+++ MATERIAL TO PROCESS

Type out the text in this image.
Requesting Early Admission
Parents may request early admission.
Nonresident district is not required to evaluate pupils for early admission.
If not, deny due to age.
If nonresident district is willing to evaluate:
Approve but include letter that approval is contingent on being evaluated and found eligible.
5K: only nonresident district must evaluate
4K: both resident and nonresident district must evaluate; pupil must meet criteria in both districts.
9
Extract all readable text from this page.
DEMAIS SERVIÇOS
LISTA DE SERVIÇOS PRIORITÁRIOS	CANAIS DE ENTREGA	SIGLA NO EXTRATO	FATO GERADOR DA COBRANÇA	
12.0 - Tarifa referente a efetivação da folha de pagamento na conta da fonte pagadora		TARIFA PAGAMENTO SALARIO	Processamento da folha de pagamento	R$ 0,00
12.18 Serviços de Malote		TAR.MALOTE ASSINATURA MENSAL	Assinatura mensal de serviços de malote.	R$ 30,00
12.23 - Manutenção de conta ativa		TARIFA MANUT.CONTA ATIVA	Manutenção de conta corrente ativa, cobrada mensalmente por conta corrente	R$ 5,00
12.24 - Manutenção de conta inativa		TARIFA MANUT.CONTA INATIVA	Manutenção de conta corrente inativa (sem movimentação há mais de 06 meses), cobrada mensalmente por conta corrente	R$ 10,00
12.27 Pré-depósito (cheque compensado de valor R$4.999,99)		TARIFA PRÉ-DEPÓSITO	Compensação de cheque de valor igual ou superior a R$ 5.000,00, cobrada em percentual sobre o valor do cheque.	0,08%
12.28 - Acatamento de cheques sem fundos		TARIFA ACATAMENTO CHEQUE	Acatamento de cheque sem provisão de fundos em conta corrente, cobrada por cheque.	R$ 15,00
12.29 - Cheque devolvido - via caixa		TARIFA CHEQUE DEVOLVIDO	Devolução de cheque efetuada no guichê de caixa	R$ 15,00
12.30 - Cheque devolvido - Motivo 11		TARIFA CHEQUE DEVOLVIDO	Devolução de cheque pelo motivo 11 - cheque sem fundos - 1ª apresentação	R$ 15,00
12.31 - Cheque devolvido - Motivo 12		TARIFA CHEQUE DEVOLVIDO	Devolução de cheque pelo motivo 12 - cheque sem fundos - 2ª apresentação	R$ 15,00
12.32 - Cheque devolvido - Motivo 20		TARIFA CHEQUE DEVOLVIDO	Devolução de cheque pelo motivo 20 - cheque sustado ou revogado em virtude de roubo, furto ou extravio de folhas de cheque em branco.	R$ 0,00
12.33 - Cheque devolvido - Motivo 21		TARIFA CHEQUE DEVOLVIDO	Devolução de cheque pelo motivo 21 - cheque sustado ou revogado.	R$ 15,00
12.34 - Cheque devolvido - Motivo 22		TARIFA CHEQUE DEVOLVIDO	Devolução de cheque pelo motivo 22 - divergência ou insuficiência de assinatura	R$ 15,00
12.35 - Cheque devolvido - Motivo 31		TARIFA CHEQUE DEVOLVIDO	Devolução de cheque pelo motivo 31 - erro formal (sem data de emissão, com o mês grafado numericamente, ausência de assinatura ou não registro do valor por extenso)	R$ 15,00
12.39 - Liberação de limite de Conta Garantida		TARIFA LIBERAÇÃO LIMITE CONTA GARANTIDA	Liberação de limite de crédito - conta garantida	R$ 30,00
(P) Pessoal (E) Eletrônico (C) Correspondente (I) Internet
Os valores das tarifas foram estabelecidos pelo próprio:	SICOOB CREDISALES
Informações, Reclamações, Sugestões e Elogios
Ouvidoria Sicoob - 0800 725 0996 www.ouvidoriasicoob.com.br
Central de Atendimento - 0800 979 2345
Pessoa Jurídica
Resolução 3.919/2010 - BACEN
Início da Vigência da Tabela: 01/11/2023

++++++

## WORK INSTRUCTIONS
Pull out every line in the material above where "text" occurs.

## RESULT OF THIS TASK
Type out the text in this image.
Extract all readable text from this page.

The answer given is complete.